▶ [Short problem]: Determine which lines contain the word "only", then copy those lines.

--- Start Input ---

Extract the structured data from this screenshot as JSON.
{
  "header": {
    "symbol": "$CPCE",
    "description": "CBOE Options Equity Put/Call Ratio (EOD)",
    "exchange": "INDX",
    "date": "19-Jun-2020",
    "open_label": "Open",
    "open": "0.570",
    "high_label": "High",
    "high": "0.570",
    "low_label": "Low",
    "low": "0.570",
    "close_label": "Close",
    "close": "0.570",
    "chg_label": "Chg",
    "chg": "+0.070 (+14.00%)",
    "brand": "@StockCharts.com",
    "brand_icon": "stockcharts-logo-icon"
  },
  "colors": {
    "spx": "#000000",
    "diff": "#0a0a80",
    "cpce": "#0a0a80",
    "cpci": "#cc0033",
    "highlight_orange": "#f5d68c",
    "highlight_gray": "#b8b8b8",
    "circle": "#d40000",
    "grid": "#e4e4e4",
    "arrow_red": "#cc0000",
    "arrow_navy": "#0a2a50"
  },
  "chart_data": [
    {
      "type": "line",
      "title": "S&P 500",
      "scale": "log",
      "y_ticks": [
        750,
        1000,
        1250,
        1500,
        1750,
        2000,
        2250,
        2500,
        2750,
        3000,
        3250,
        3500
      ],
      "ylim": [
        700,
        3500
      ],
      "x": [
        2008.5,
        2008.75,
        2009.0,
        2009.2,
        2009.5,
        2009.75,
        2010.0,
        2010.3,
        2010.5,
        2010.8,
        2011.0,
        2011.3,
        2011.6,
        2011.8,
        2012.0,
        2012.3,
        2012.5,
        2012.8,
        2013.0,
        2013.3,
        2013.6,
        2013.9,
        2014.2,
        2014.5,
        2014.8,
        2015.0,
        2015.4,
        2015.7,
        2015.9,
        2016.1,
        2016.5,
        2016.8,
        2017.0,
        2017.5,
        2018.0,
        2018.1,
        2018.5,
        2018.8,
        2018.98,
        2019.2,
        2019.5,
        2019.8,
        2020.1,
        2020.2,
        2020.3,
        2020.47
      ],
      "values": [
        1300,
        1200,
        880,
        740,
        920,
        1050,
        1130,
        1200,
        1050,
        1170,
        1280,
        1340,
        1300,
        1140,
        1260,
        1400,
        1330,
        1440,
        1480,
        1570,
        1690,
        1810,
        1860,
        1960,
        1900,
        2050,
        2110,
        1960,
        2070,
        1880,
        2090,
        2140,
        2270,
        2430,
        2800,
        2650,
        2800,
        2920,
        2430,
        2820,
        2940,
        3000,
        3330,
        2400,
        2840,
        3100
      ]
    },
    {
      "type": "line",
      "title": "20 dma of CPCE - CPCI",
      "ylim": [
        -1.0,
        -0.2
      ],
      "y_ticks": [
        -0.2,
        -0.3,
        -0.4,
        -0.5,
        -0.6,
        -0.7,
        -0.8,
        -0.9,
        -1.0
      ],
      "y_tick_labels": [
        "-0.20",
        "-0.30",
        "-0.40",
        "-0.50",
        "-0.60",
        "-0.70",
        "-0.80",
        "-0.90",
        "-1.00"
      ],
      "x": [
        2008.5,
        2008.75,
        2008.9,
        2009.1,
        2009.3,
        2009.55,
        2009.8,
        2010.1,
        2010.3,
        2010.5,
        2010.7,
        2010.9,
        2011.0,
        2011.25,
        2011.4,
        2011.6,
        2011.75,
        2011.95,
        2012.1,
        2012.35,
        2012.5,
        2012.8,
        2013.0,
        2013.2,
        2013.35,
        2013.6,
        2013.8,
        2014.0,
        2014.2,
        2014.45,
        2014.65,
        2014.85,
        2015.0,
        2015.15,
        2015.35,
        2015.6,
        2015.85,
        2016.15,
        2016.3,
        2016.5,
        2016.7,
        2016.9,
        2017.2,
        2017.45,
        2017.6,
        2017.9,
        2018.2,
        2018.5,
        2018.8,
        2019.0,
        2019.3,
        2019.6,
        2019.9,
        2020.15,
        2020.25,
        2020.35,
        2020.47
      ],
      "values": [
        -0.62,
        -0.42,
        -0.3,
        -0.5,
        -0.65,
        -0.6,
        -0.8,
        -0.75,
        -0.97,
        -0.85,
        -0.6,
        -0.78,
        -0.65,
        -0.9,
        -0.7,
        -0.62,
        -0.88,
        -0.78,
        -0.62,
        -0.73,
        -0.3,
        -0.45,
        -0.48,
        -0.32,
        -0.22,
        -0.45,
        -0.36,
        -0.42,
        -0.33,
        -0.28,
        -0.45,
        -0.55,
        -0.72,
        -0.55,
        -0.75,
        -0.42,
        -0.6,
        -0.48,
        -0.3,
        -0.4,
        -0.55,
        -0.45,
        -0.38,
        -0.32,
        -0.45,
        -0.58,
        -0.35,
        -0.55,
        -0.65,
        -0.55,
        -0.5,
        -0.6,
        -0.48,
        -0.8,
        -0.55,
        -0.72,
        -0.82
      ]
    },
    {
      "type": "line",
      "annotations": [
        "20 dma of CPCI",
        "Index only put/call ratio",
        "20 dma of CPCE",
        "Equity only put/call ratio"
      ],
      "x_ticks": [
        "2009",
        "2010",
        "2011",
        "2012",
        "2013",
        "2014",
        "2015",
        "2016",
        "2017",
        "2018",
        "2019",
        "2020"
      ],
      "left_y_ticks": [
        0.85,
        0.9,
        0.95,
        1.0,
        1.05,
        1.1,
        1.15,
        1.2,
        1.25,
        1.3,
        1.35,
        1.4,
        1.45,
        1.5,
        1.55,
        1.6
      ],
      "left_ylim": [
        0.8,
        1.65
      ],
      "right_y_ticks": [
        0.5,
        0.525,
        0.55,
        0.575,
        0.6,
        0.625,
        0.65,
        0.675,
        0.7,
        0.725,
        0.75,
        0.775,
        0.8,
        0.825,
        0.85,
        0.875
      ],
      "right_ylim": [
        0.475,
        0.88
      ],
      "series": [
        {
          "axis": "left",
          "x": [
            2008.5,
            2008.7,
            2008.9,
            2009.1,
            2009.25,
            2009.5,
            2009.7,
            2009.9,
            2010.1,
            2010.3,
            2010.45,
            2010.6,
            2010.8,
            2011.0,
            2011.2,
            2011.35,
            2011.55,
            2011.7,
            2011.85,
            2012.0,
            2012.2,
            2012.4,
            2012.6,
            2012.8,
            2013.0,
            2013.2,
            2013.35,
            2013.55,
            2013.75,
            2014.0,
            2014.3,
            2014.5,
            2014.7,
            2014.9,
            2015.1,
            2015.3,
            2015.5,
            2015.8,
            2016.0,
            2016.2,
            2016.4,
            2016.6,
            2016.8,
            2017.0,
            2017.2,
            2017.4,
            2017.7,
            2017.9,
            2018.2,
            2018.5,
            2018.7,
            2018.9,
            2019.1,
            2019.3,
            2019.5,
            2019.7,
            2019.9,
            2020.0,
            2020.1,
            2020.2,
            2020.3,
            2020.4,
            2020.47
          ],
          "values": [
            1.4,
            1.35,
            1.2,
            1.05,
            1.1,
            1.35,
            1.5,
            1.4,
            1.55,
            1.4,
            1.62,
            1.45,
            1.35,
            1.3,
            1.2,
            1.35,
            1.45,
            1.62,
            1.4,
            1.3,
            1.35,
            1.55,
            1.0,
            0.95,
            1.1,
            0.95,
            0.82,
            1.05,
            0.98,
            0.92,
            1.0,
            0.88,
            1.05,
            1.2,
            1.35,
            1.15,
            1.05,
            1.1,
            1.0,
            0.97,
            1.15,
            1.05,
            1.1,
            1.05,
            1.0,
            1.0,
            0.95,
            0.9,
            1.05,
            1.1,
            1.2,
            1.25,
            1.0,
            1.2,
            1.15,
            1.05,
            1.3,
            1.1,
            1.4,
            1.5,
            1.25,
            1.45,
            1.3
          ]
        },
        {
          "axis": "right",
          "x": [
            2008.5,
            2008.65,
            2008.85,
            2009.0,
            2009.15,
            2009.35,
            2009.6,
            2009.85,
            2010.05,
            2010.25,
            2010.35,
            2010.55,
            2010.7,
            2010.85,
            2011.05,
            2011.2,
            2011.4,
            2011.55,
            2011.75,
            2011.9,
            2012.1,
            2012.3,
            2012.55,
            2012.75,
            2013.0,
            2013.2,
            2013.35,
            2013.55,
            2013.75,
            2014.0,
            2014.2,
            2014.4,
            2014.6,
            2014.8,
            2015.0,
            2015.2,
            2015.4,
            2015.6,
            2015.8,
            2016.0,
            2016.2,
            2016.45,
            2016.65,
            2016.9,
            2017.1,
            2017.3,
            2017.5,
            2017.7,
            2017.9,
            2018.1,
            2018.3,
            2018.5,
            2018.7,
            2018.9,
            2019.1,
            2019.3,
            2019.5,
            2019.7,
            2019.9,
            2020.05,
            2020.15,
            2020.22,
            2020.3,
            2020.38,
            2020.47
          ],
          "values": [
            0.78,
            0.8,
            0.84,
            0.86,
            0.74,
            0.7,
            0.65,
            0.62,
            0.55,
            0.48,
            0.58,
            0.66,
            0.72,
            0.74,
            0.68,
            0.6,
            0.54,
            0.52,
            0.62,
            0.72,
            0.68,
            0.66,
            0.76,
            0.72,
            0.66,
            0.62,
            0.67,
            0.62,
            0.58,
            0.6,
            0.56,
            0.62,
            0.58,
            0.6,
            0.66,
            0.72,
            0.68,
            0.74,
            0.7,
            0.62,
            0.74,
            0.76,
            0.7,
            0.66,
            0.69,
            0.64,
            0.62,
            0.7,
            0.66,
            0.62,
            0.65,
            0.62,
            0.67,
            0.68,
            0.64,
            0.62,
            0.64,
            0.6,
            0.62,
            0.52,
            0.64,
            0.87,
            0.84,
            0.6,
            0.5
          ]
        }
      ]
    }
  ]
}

--- End Input ---

▶ [The solution]:
        "Index only put/call ratio",
        "Equity only put/call ratio"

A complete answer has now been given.